Opinion by David A. Lien
Duluth News Tribune: 8/6/25
In 1909, Spanish-American War veteran and Medal of Honor recipient President Theodore Roosevelt established the Superior National Forest “for the use and benefit of the people.” Since then millions of us have traveled to its Boundary Waters — the largest wilderness east of the Rockies and north of the Everglades — to camp, hike, hunt, fish, and paddle. It’s one of the world’s 50 greatest destinations, according to National Geographic , and is known as “America’s Wilderness.”
Bill Rom, a U.S. Navy veteran, opened Canoe Country Outfitters in Ely in 1946 and became a leader in the fight for the federal Wilderness Act, which passed in 1964. He conceived of the outfitting business while serving in the Navy during World War II as an antidote to his piercing homesickness for northern Minnesota’s wild lake country. Both Roosevelt and Rom were vilified for advocating on behalf of our wild public lands, waters, and wildlife, but we have them (and many others) to thank for our great public-lands estate.

EXCERPTED RECORDS:
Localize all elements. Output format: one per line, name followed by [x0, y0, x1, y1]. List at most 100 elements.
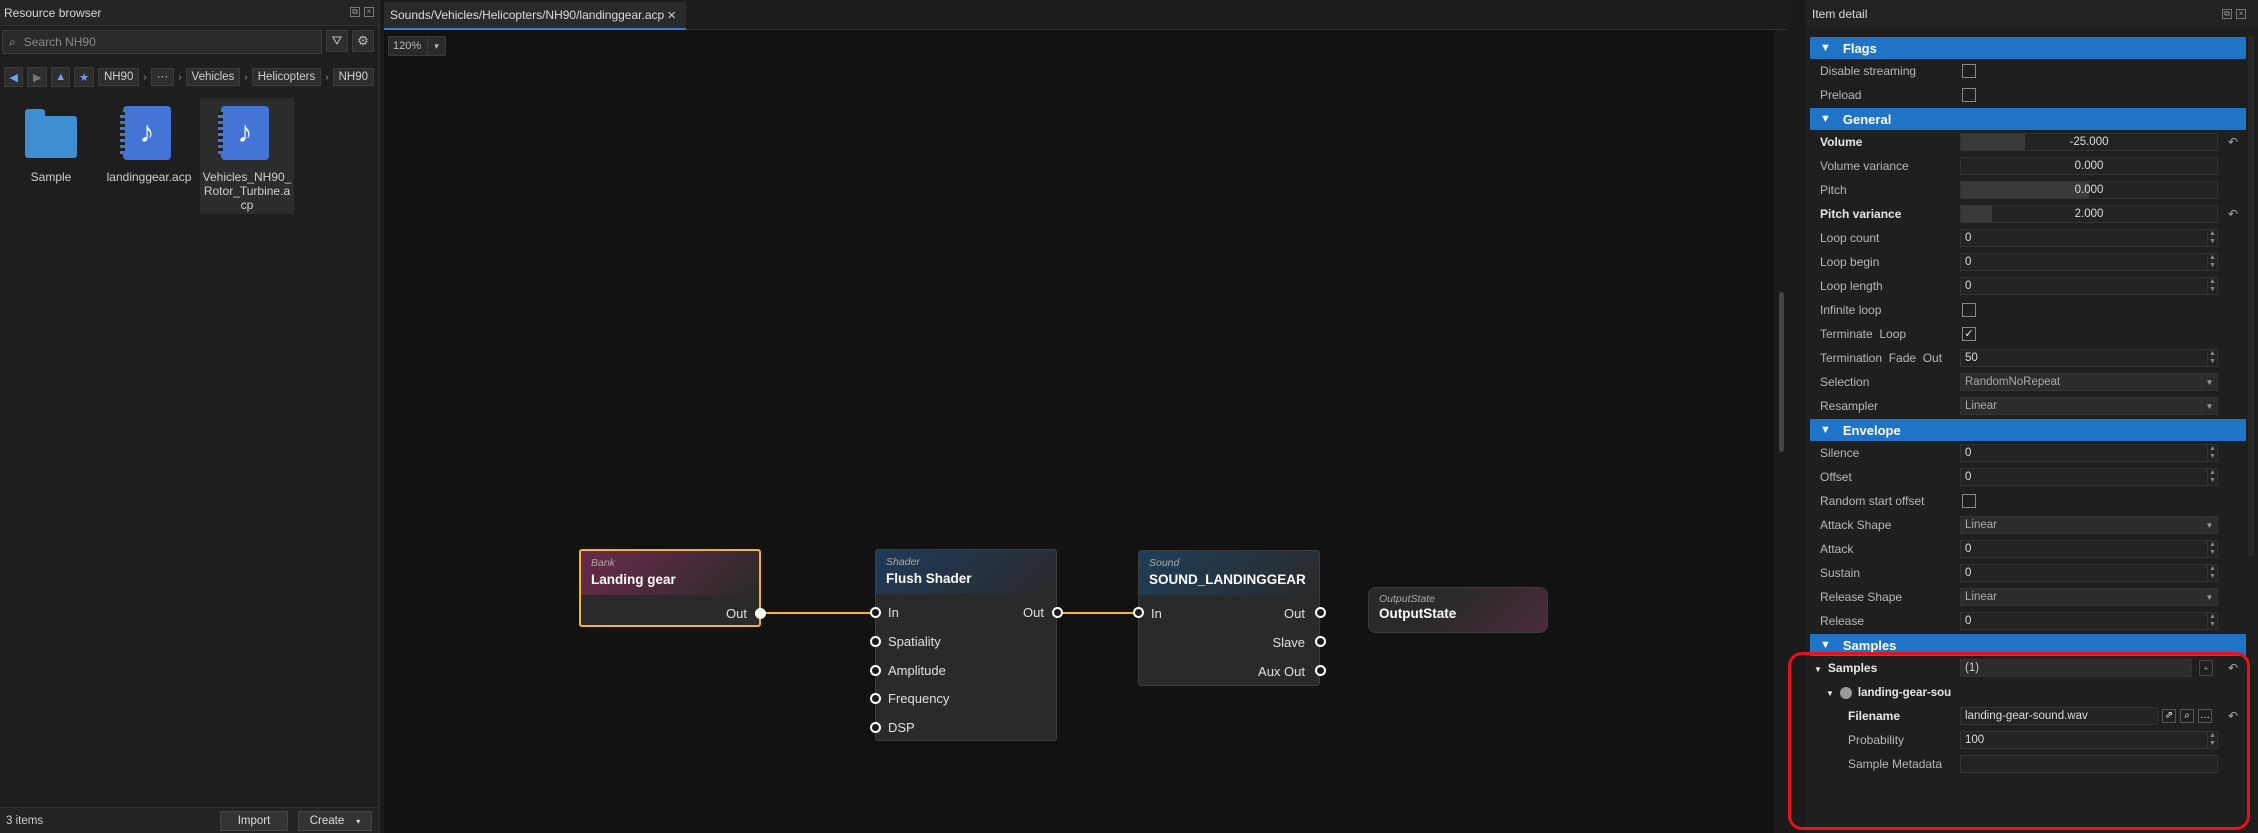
terminate-loop-checkbox[interactable]: ✓: [1962, 327, 1976, 341]
input-pin-in[interactable]: [870, 607, 881, 618]
loop-count-field[interactable]: 0 ▲ ▼: [1960, 229, 2218, 247]
output-pin[interactable]: [1052, 607, 1063, 618]
vertical-scrollbar[interactable]: [1774, 30, 1788, 833]
breadcrumb-ellipsis[interactable]: ···: [150, 68, 175, 86]
silence-label: Silence: [1820, 446, 1860, 460]
file-item-rotor-turbine[interactable]: ♪ Vehicles_NH90_ Rotor_Turbine.a cp: [200, 98, 294, 214]
forward-button[interactable]: ▶: [27, 67, 47, 87]
spinner-icon[interactable]: ▲ ▼: [2207, 230, 2217, 246]
breadcrumb-nh90-root[interactable]: NH90: [97, 68, 140, 86]
resource-browser-panel: Resource browser ⧉ × ⌕ Search NH90 ⛛ ⚙ ◀ ▶…: [0, 0, 380, 833]
offset-field[interactable]: 0 ▲ ▼: [1960, 468, 2218, 486]
folder-icon: [25, 109, 77, 158]
chevron-right-icon: ›: [143, 71, 147, 83]
input-pin-frequency[interactable]: [870, 693, 881, 704]
reset-icon[interactable]: ↶: [2228, 207, 2238, 221]
loop-begin-value: 0: [1965, 256, 1972, 268]
section-general[interactable]: ▼ General: [1810, 108, 2246, 130]
import-button[interactable]: Import: [220, 811, 288, 831]
node-type: Sound: [1149, 557, 1180, 569]
breadcrumb-helicopters[interactable]: Helicopters: [251, 68, 322, 86]
breadcrumb-nh90[interactable]: NH90: [332, 68, 374, 86]
port-slave: Slave: [1272, 635, 1305, 650]
pitch-variance-slider[interactable]: 2.000: [1960, 205, 2218, 223]
output-pin-slave[interactable]: [1315, 636, 1326, 647]
offset-label: Offset: [1820, 470, 1852, 484]
back-icon: ◀: [9, 71, 18, 84]
file-item-sample[interactable]: Sample: [4, 98, 98, 214]
pitch-slider[interactable]: 0.000: [1960, 181, 2218, 199]
attack-shape-dropdown[interactable]: Linear ▼: [1960, 516, 2218, 534]
float-icon[interactable]: ⧉: [350, 7, 360, 17]
shader-node[interactable]: Shader Flush Shader In Out Spatiality Am…: [870, 549, 1063, 741]
preload-checkbox[interactable]: [1962, 88, 1976, 102]
vertical-scrollbar[interactable]: [2248, 36, 2254, 556]
file-name: Vehicles_NH90_ Rotor_Turbine.a cp: [202, 170, 292, 212]
infinite-loop-checkbox[interactable]: [1962, 303, 1976, 317]
termination-fade-out-label: Termination Fade Out: [1820, 351, 1943, 365]
termination-fade-out-value: 50: [1965, 352, 1978, 364]
sustain-field[interactable]: 0 ▲ ▼: [1960, 564, 2218, 582]
search-icon: ⌕: [9, 34, 16, 49]
spinner-icon[interactable]: ▲ ▼: [2207, 445, 2217, 461]
node-title: Landing gear: [591, 572, 676, 587]
spinner-icon[interactable]: ▲ ▼: [2207, 254, 2217, 270]
loop-length-field[interactable]: 0 ▲ ▼: [1960, 277, 2218, 295]
create-button[interactable]: Create ▾: [298, 811, 372, 831]
back-button[interactable]: ◀: [4, 67, 24, 87]
reset-icon[interactable]: ↶: [2228, 135, 2238, 149]
search-input[interactable]: ⌕ Search NH90: [2, 30, 322, 54]
filter-button[interactable]: ⛛: [326, 30, 348, 52]
spinner-icon[interactable]: ▲ ▼: [2207, 565, 2217, 581]
section-flags[interactable]: ▼ Flags: [1810, 37, 2246, 59]
release-shape-dropdown[interactable]: Linear ▼: [1960, 588, 2218, 606]
close-icon[interactable]: ×: [364, 7, 374, 17]
output-pin-aux[interactable]: [1315, 665, 1326, 676]
silence-value: 0: [1965, 447, 1972, 459]
input-pin-amplitude[interactable]: [870, 665, 881, 676]
attack-field[interactable]: 0 ▲ ▼: [1960, 540, 2218, 558]
spinner-icon[interactable]: ▲ ▼: [2207, 541, 2217, 557]
selection-dropdown[interactable]: RandomNoRepeat ▼: [1960, 373, 2218, 391]
spinner-icon[interactable]: ▲ ▼: [2207, 278, 2217, 294]
loop-length-label: Loop length: [1820, 279, 1883, 293]
spinner-icon[interactable]: ▲ ▼: [2207, 613, 2217, 629]
settings-button[interactable]: ⚙: [352, 30, 374, 52]
selection-value: RandomNoRepeat: [1965, 376, 2061, 388]
random-start-offset-checkbox[interactable]: [1962, 494, 1976, 508]
release-value: 0: [1965, 615, 1972, 627]
release-field[interactable]: 0 ▲ ▼: [1960, 612, 2218, 630]
sustain-value: 0: [1965, 567, 1972, 579]
up-button[interactable]: ▲: [50, 67, 71, 87]
status-bar: 3 items Import Create ▾: [0, 807, 378, 833]
file-name: landinggear.acp: [106, 170, 192, 184]
resampler-dropdown[interactable]: Linear ▼: [1960, 397, 2218, 415]
sound-node[interactable]: Sound SOUND_LANDINGGEAR In Out Slave Aux…: [1133, 550, 1326, 686]
loop-begin-field[interactable]: 0 ▲ ▼: [1960, 253, 2218, 271]
output-state-node[interactable]: OutputState OutputState: [1368, 587, 1548, 633]
silence-field[interactable]: 0 ▲ ▼: [1960, 444, 2218, 462]
input-pin-in[interactable]: [1133, 607, 1144, 618]
breadcrumb-vehicles[interactable]: Vehicles: [185, 68, 241, 86]
input-pin-spatiality[interactable]: [870, 636, 881, 647]
bank-node[interactable]: Bank Landing gear Out: [579, 549, 766, 627]
volume-slider[interactable]: -25.000: [1960, 133, 2218, 151]
input-pin-dsp[interactable]: [870, 722, 881, 733]
star-icon: ★: [79, 71, 90, 84]
file-grid: Sample ♪ landinggear.acp ♪ Vehicles_NH90…: [4, 98, 294, 214]
float-icon[interactable]: ⧉: [2222, 9, 2232, 19]
favorite-button[interactable]: ★: [74, 67, 94, 87]
section-envelope[interactable]: ▼ Envelope: [1810, 419, 2246, 441]
node-title: SOUND_LANDINGGEAR: [1149, 572, 1306, 587]
scroll-thumb[interactable]: [1779, 292, 1784, 452]
file-item-landinggear[interactable]: ♪ landinggear.acp: [102, 98, 196, 214]
spinner-icon[interactable]: ▲ ▼: [2207, 350, 2217, 366]
chevron-down-icon: ▼: [2201, 517, 2217, 533]
spinner-icon[interactable]: ▲ ▼: [2207, 469, 2217, 485]
output-pin[interactable]: [755, 608, 766, 619]
termination-fade-out-field[interactable]: 50 ▲ ▼: [1960, 349, 2218, 367]
output-pin-out[interactable]: [1315, 607, 1326, 618]
close-icon[interactable]: ×: [2236, 9, 2246, 19]
volume-variance-slider[interactable]: 0.000: [1960, 157, 2218, 175]
disable-streaming-checkbox[interactable]: [1962, 64, 1976, 78]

GIVEN EXERCISE A: According to the opinion piece about the Boundary Waters, in what year did Bill Rom open Canoe Country Outfitters in Ely?
GIVEN EXERCISE B: Continue the opinion piece about the Boundary Waters from where it stops.
The lines have nothing to do with the opinion piece about the Boundary Waters.

EXPECTED OUTPUT A: 1946

EXPECTED OUTPUT B:
Today’s veterans are following in their footsteps, defending the Superior National Forest and Boundary Waters Canoe Area Wilderness from a proposal by Chilean billionaires (Antofagasta) to mine sulfide-ore deposits in the region. This sulfide-mining proposal threatens the very lifeblood of the Boundary Waters and northern Minnesota: clean water.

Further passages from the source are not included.